Your task:
Transcribe the records below exactly as they appear, omitting any pictures.

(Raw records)

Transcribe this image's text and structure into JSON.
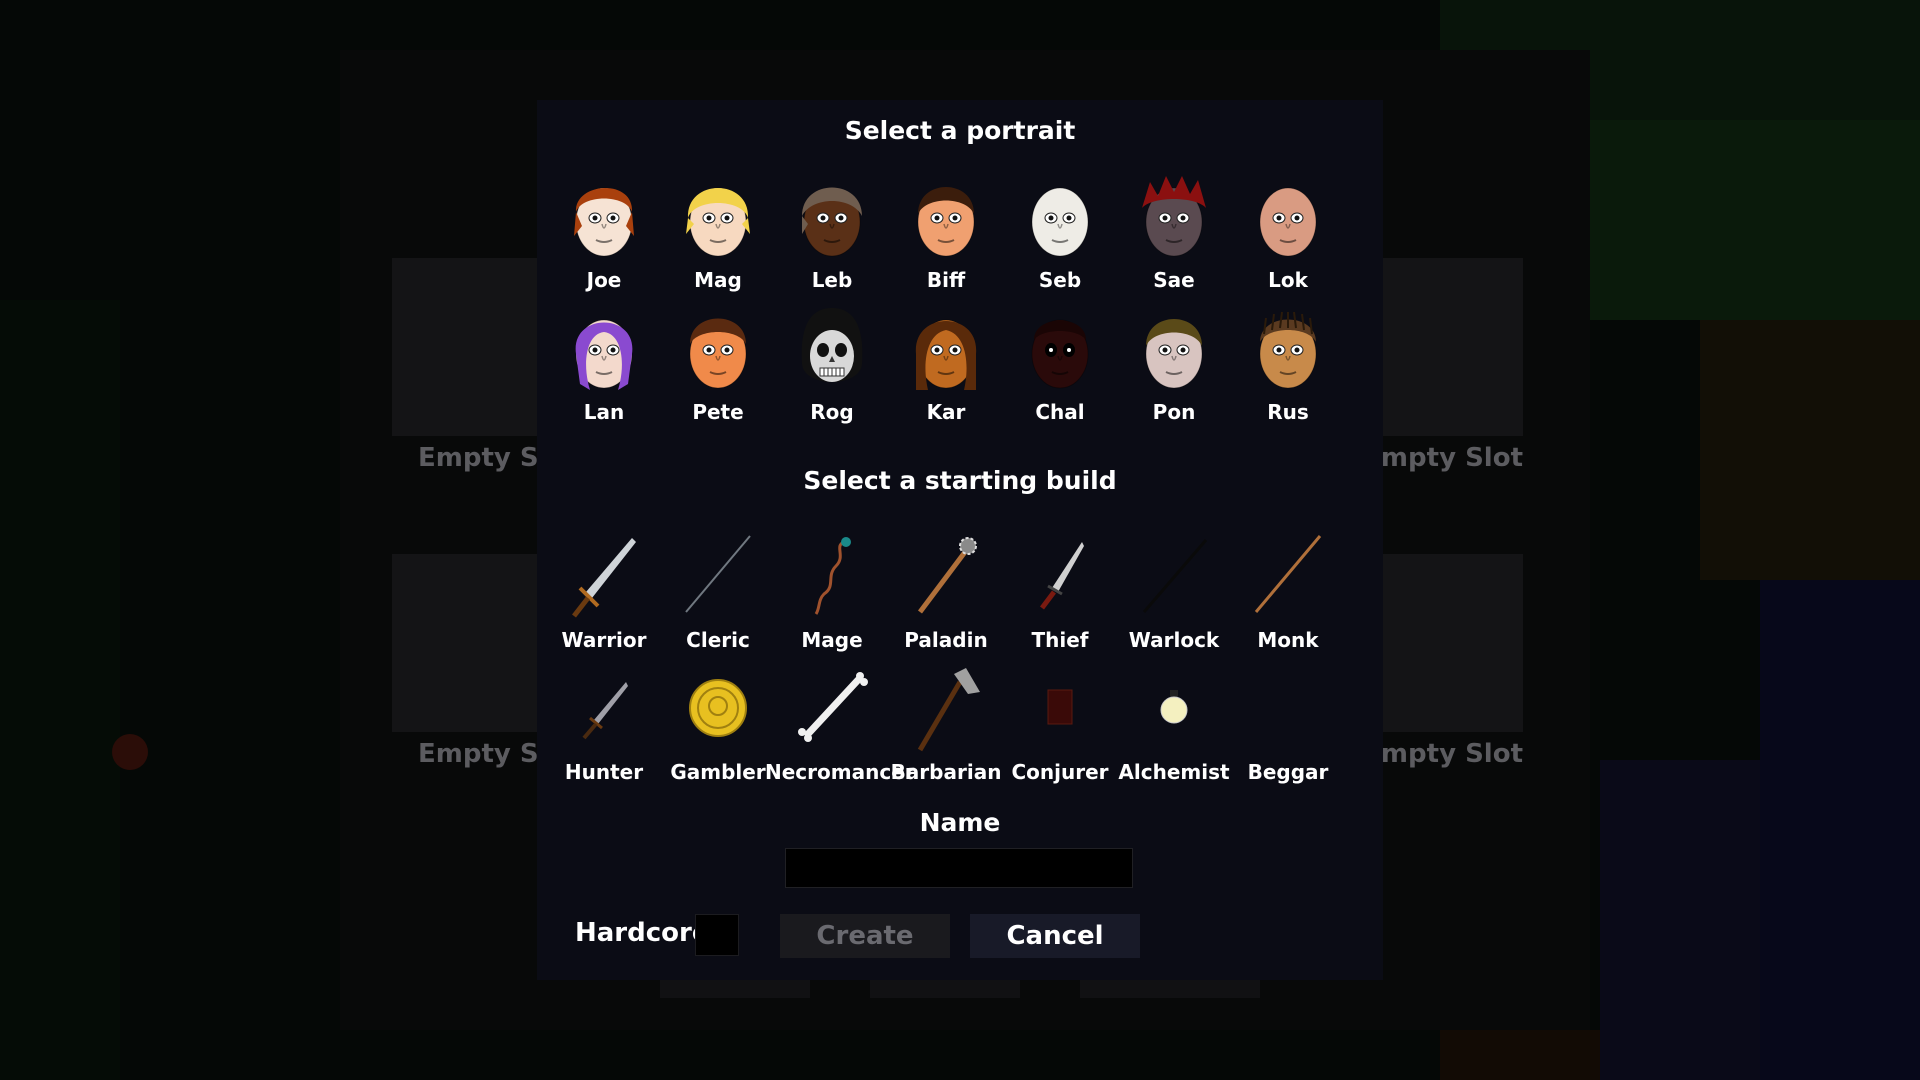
{
  "background": {
    "slot_labels": [
      "Empty Slot",
      "Empty Slot",
      "Empty Slot",
      "Empty Slot"
    ]
  },
  "modal": {
    "portrait_title": "Select a portrait",
    "portraits": [
      {
        "name": "Joe",
        "skin": "#f6e3d4",
        "hair": "#a9400d",
        "icon": "portrait-joe-icon"
      },
      {
        "name": "Mag",
        "skin": "#f7d9c0",
        "hair": "#f2d24a",
        "icon": "portrait-mag-icon"
      },
      {
        "name": "Leb",
        "skin": "#5a3017",
        "hair": "#6f5d4f",
        "icon": "portrait-leb-icon"
      },
      {
        "name": "Biff",
        "skin": "#f0a070",
        "hair": "#3b1d0c",
        "icon": "portrait-biff-icon"
      },
      {
        "name": "Seb",
        "skin": "#eeece6",
        "hair": "#eeece6",
        "icon": "portrait-seb-icon"
      },
      {
        "name": "Sae",
        "skin": "#5a4a50",
        "hair": "#8b1010",
        "icon": "portrait-sae-icon"
      },
      {
        "name": "Lok",
        "skin": "#d99b82",
        "hair": "#d99b82",
        "icon": "portrait-lok-icon"
      },
      {
        "name": "Lan",
        "skin": "#f3d9cc",
        "hair": "#8a4ad0",
        "icon": "portrait-lan-icon"
      },
      {
        "name": "Pete",
        "skin": "#f08a4a",
        "hair": "#5a2a10",
        "icon": "portrait-pete-icon"
      },
      {
        "name": "Rog",
        "skin": "#d8d8d8",
        "hair": "#111111",
        "icon": "portrait-rog-skull-icon"
      },
      {
        "name": "Kar",
        "skin": "#c06a20",
        "hair": "#5a2a0a",
        "icon": "portrait-kar-icon"
      },
      {
        "name": "Chal",
        "skin": "#2a0a0a",
        "hair": "#1a0505",
        "icon": "portrait-chal-icon"
      },
      {
        "name": "Pon",
        "skin": "#d8c4c0",
        "hair": "#5a4a18",
        "icon": "portrait-pon-icon"
      },
      {
        "name": "Rus",
        "skin": "#c88a4a",
        "hair": "#5a3a20",
        "icon": "portrait-rus-icon"
      }
    ],
    "build_title": "Select a starting build",
    "builds": [
      {
        "name": "Warrior",
        "icon": "sword-icon"
      },
      {
        "name": "Cleric",
        "icon": "staff-icon"
      },
      {
        "name": "Mage",
        "icon": "wand-icon"
      },
      {
        "name": "Paladin",
        "icon": "mace-icon"
      },
      {
        "name": "Thief",
        "icon": "dagger-icon"
      },
      {
        "name": "Warlock",
        "icon": "dark-staff-icon"
      },
      {
        "name": "Monk",
        "icon": "quarterstaff-icon"
      },
      {
        "name": "Hunter",
        "icon": "short-sword-icon"
      },
      {
        "name": "Gambler",
        "icon": "gold-coin-icon"
      },
      {
        "name": "Necromancer",
        "icon": "bone-icon"
      },
      {
        "name": "Barbarian",
        "icon": "axe-icon"
      },
      {
        "name": "Conjurer",
        "icon": "spellbook-icon"
      },
      {
        "name": "Alchemist",
        "icon": "potion-icon"
      },
      {
        "name": "Beggar",
        "icon": "empty-icon"
      }
    ],
    "name_label": "Name",
    "name_value": "",
    "hardcore_label": "Hardcore",
    "create_label": "Create",
    "cancel_label": "Cancel"
  }
}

Exercise answer:
Transcribe this image's text and structure into JSON.
{
  "background": {
    "slot_labels": [
      "Empty Slot",
      "Empty Slot",
      "Empty Slot",
      "Empty Slot"
    ]
  },
  "modal": {
    "portrait_title": "Select a portrait",
    "portraits": [
      {
        "name": "Joe",
        "skin": "#f6e3d4",
        "hair": "#a9400d",
        "icon": "portrait-joe-icon"
      },
      {
        "name": "Mag",
        "skin": "#f7d9c0",
        "hair": "#f2d24a",
        "icon": "portrait-mag-icon"
      },
      {
        "name": "Leb",
        "skin": "#5a3017",
        "hair": "#6f5d4f",
        "icon": "portrait-leb-icon"
      },
      {
        "name": "Biff",
        "skin": "#f0a070",
        "hair": "#3b1d0c",
        "icon": "portrait-biff-icon"
      },
      {
        "name": "Seb",
        "skin": "#eeece6",
        "hair": "#eeece6",
        "icon": "portrait-seb-icon"
      },
      {
        "name": "Sae",
        "skin": "#5a4a50",
        "hair": "#8b1010",
        "icon": "portrait-sae-icon"
      },
      {
        "name": "Lok",
        "skin": "#d99b82",
        "hair": "#d99b82",
        "icon": "portrait-lok-icon"
      },
      {
        "name": "Lan",
        "skin": "#f3d9cc",
        "hair": "#8a4ad0",
        "icon": "portrait-lan-icon"
      },
      {
        "name": "Pete",
        "skin": "#f08a4a",
        "hair": "#5a2a10",
        "icon": "portrait-pete-icon"
      },
      {
        "name": "Rog",
        "skin": "#d8d8d8",
        "hair": "#111111",
        "icon": "portrait-rog-skull-icon"
      },
      {
        "name": "Kar",
        "skin": "#c06a20",
        "hair": "#5a2a0a",
        "icon": "portrait-kar-icon"
      },
      {
        "name": "Chal",
        "skin": "#2a0a0a",
        "hair": "#1a0505",
        "icon": "portrait-chal-icon"
      },
      {
        "name": "Pon",
        "skin": "#d8c4c0",
        "hair": "#5a4a18",
        "icon": "portrait-pon-icon"
      },
      {
        "name": "Rus",
        "skin": "#c88a4a",
        "hair": "#5a3a20",
        "icon": "portrait-rus-icon"
      }
    ],
    "build_title": "Select a starting build",
    "builds": [
      {
        "name": "Warrior",
        "icon": "sword-icon"
      },
      {
        "name": "Cleric",
        "icon": "staff-icon"
      },
      {
        "name": "Mage",
        "icon": "wand-icon"
      },
      {
        "name": "Paladin",
        "icon": "mace-icon"
      },
      {
        "name": "Thief",
        "icon": "dagger-icon"
      },
      {
        "name": "Warlock",
        "icon": "dark-staff-icon"
      },
      {
        "name": "Monk",
        "icon": "quarterstaff-icon"
      },
      {
        "name": "Hunter",
        "icon": "short-sword-icon"
      },
      {
        "name": "Gambler",
        "icon": "gold-coin-icon"
      },
      {
        "name": "Necromancer",
        "icon": "bone-icon"
      },
      {
        "name": "Barbarian",
        "icon": "axe-icon"
      },
      {
        "name": "Conjurer",
        "icon": "spellbook-icon"
      },
      {
        "name": "Alchemist",
        "icon": "potion-icon"
      },
      {
        "name": "Beggar",
        "icon": "empty-icon"
      }
    ],
    "name_label": "Name",
    "name_value": "",
    "hardcore_label": "Hardcore",
    "create_label": "Create",
    "cancel_label": "Cancel"
  }
}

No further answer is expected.